* BEGIN *

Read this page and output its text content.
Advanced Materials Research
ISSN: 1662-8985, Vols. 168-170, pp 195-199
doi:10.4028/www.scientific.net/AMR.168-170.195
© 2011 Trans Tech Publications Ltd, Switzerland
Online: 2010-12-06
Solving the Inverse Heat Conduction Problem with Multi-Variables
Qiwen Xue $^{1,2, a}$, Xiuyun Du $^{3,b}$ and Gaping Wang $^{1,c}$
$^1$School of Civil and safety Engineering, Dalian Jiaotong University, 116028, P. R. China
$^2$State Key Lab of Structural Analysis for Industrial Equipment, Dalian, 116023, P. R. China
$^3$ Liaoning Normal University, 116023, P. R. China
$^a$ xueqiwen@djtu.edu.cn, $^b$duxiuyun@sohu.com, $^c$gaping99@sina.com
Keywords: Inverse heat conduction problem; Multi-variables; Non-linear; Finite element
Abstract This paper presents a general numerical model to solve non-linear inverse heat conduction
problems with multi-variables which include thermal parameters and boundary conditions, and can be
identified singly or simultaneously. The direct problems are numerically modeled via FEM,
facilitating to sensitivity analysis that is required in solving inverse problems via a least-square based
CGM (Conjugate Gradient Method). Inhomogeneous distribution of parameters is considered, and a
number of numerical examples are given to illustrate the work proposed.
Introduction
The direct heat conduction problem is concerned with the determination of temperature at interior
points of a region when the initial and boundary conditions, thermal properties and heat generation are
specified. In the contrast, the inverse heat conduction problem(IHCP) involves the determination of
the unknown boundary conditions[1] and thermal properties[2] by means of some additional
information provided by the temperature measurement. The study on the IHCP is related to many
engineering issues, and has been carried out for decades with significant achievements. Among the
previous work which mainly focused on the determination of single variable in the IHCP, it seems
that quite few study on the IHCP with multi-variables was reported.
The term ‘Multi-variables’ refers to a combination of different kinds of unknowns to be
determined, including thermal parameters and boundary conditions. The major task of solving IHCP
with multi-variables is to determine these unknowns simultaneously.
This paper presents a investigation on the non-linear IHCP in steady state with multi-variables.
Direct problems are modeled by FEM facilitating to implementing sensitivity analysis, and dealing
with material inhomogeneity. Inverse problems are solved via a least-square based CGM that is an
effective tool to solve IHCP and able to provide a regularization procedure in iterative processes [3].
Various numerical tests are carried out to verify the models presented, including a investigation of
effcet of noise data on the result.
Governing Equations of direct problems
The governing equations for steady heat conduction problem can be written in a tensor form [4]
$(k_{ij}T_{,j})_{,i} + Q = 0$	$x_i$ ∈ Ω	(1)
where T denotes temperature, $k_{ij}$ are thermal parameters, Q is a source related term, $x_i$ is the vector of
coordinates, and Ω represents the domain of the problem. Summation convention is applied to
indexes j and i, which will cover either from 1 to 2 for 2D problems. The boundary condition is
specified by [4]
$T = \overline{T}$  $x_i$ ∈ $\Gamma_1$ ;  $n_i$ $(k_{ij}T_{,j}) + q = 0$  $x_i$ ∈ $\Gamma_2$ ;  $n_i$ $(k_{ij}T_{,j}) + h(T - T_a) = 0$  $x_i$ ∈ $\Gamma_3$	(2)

* END *

*Instructions for the task*
Gather from the data above every line with the string "sensitivity".

*Answer to this problem*
facilitating to sensitivity analysis that is required in solving inverse problems via a least-square based
Direct problems are modeled by FEM facilitating to implementing sensitivity analysis, and dealing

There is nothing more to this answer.